Stated problem =>
Lines containing the string "větších" are to be counted; report only how many there are.

BEGIN Provided data

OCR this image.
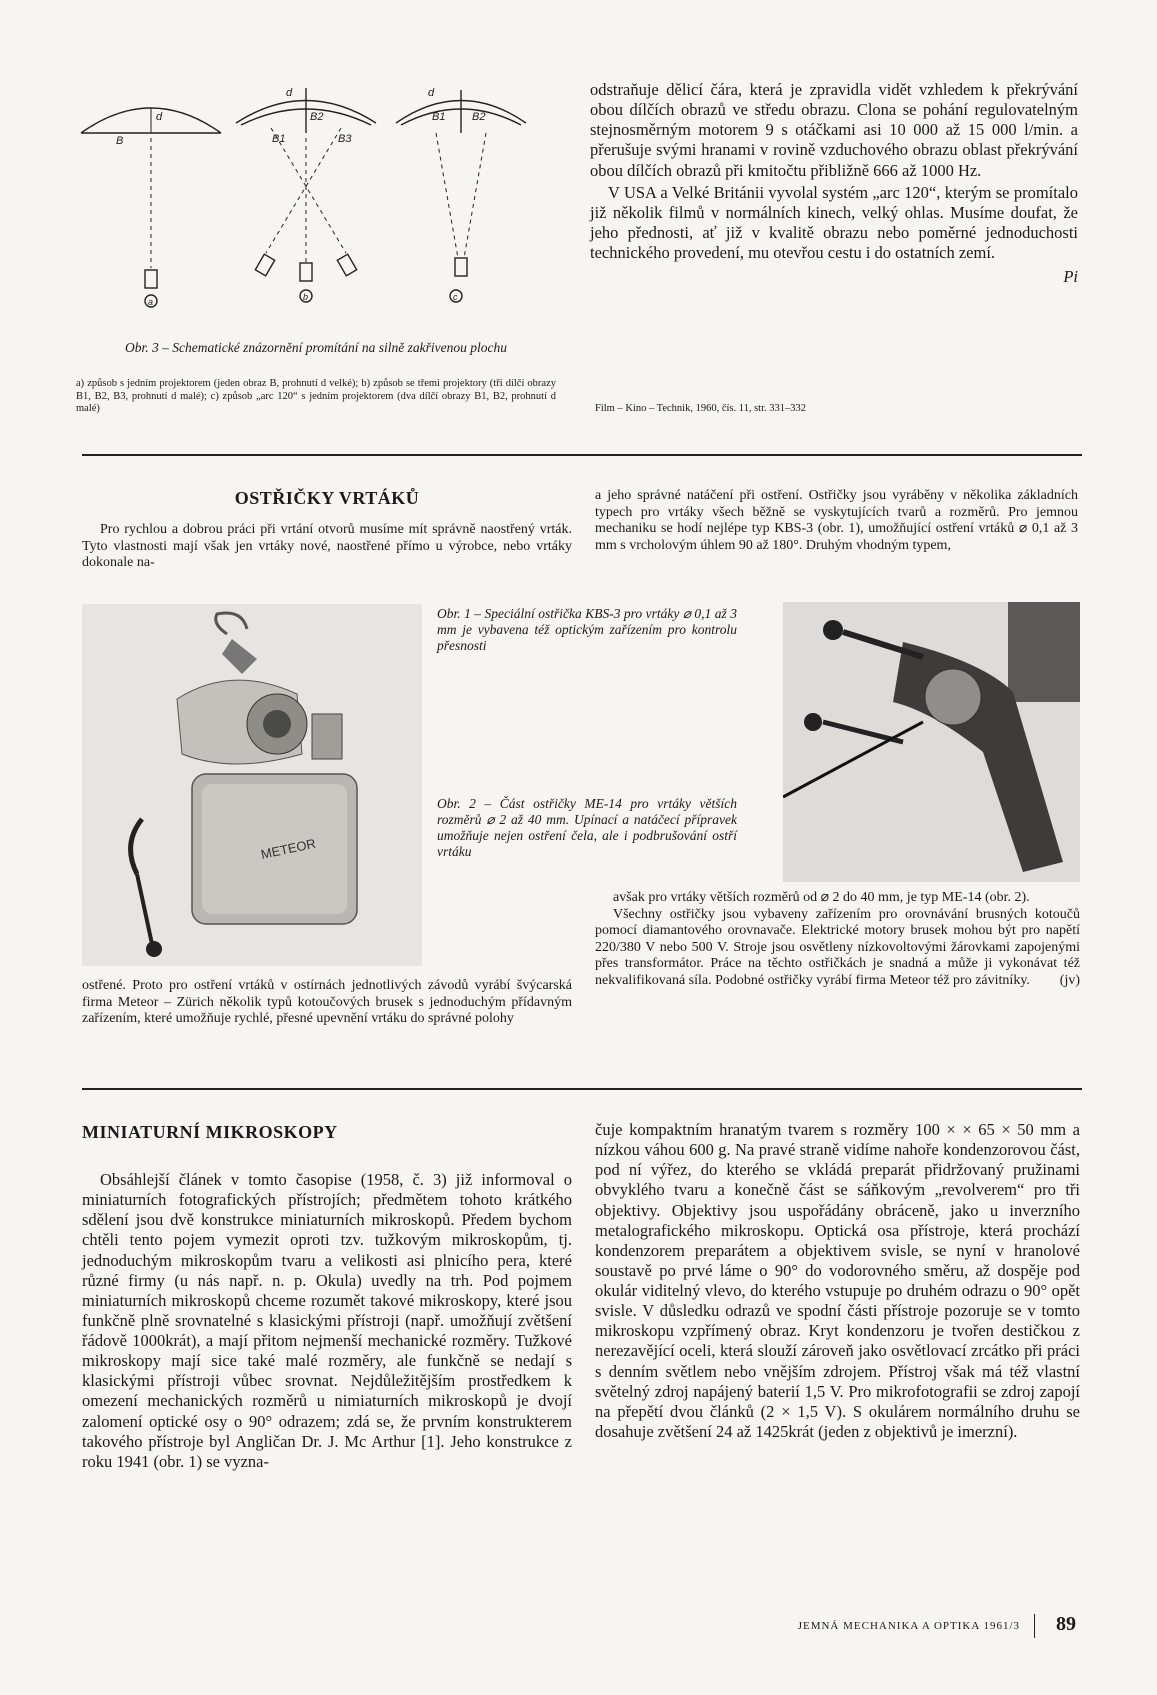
B
d	B2
B1	B3
d
B1 B2
d
a	b	c

Obr. 3 – Schematické znázornění promítání na silně zakřivenou plochu

a) způsob s jedním projektorem (jeden obraz B, prohnutí d velké); b) způsob se třemi projektory (tři dílčí obrazy B1, B2, B3, prohnutí d malé); c) způsob „arc 120“ s jedním projektorem (dva dílčí obrazy B1, B2, prohnutí d malé)

odstraňuje dělicí čára, která je zpravidla vidět vzhledem k překrývání obou dílčích obrazů ve středu obrazu. Clona se pohání regulovatelným stejnosměrným motorem 9 s otáčkami asi 10 000 až 15 000 l/min. a přerušuje svými hranami v rovině vzduchového obrazu oblast překrývání obou dílčích obrazů při kmitočtu přibližně 666 až 1000 Hz.

V USA a Velké Británii vyvolal systém „arc 120“, kterým se promítalo již několik filmů v normálních kinech, velký ohlas. Musíme doufat, že jeho přednosti, ať již v kvalitě obrazu nebo poměrné jednoduchosti technického provedení, mu otevřou cestu i do ostatních zemí.

Pi

Film – Kino – Technik, 1960, čís. 11, str. 331–332

OSTŘIČKY VRTÁKŮ

Pro rychlou a dobrou práci při vrtání otvorů musíme mít správně naostřený vrták. Tyto vlastnosti mají však jen vrtáky nové, naostřené přímo u výrobce, nebo vrtáky dokonale na-

a jeho správné natáčení při ostření. Ostřičky jsou vyráběny v několika základních typech pro vrtáky všech běžně se vyskytujících tvarů a rozměrů. Pro jemnou mechaniku se hodí nejlépe typ KBS-3 (obr. 1), umožňující ostření vrtáků ⌀ 0,1 až 3 mm s vrcholovým úhlem 90 až 180°. Druhým vhodným typem,

METEOR

Obr. 1 – Speciální ostřička KBS-3 pro vrtáky ⌀ 0,1 až 3 mm je vybavena též optickým zařízením pro kontrolu přesnosti

Obr. 2 – Část ostřičky ME-14 pro vrtáky větších rozměrů ⌀ 2 až 40 mm. Upínací a natáčecí přípravek umožňuje nejen ostření čela, ale i podbrušování ostří vrtáku

ostřené. Proto pro ostření vrtáků v ostírnách jednotlivých závodů vyrábí švýcarská firma Meteor – Zürich několik typů kotoučových brusek s jednoduchým přídavným zařízením, které umožňuje rychlé, přesné upevnění vrtáku do správné polohy

avšak pro vrtáky větších rozměrů od ⌀ 2 do 40 mm, je typ ME-14 (obr. 2).

Všechny ostřičky jsou vybaveny zařízením pro orovnávání brusných kotoučů pomocí diamantového orovnavače. Elektrické motory brusek mohou být pro napětí 220/380 V nebo 500 V. Stroje jsou osvětleny nízkovoltovými žárovkami zapojenými přes transformátor. Práce na těchto ostřičkách je snadná a může ji vykonávat též nekvalifikovaná síla. Podobné ostřičky vyrábí firma Meteor též pro závitníky.	(jv)

MINIATURNÍ MIKROSKOPY

Obsáhlejší článek v tomto časopise (1958, č. 3) již informoval o miniaturních fotografických přístrojích; předmětem tohoto krátkého sdělení jsou dvě konstrukce miniaturních mikroskopů. Předem bychom chtěli tento pojem vymezit oproti tzv. tužkovým mikroskopům, tj. jednoduchým mikroskopům tvaru a velikosti asi plnicího pera, které různé firmy (u nás např. n. p. Okula) uvedly na trh. Pod pojmem miniaturních mikroskopů chceme rozumět takové mikroskopy, které jsou funkčně plně srovnatelné s klasickými přístroji (např. umožňují zvětšení řádově 1000krát), a mají přitom nejmenší mechanické rozměry. Tužkové mikroskopy mají sice také malé rozměry, ale funkčně se nedají s klasickými přístroji vůbec srovnat. Nejdůležitějším prostředkem k omezení mechanických rozměrů u nimiaturních mikroskopů je dvojí zalomení optické osy o 90° odrazem; zdá se, že prvním konstrukterem takového přístroje byl Angličan Dr. J. Mc Arthur [1]. Jeho konstrukce z roku 1941 (obr. 1) se vyzna-

čuje kompaktním hranatým tvarem s rozměry 100 × × 65 × 50 mm a nízkou váhou 600 g. Na pravé straně vidíme nahoře kondenzorovou část, pod ní výřez, do kterého se vkládá preparát přidržovaný pružinami obvyklého tvaru a konečně část se sáňkovým „revolverem“ pro tři objektivy. Objektivy jsou uspořádány obráceně, jako u inverzního metalografického mikroskopu. Optická osa přístroje, která prochází kondenzorem preparátem a objektivem svisle, se nyní v hranolové soustavě po prvé láme o 90° do vodorovného směru, až dospěje pod okulár viditelný vlevo, do kterého vstupuje po druhém odrazu o 90° opět svisle. V důsledku odrazů ve spodní části přístroje pozoruje se v tomto mikroskopu vzpřímený obraz. Kryt kondenzoru je tvořen destičkou z nerezavějící oceli, která slouží zároveň jako osvětlovací zrcátko při práci s denním světlem nebo vnějším zdrojem. Přístroj však má též vlastní světelný zdroj napájený baterií 1,5 V. Pro mikrofotografii se zdroj zapojí na přepětí dvou článků (2 × 1,5 V). S okulárem normálního druhu se dosahuje zvětšení 24 až 1425krát (jeden z objektivů je imerzní).

JEMNÁ MECHANIKA A OPTIKA 1961/3 89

END Provided data

Answer in full =>
2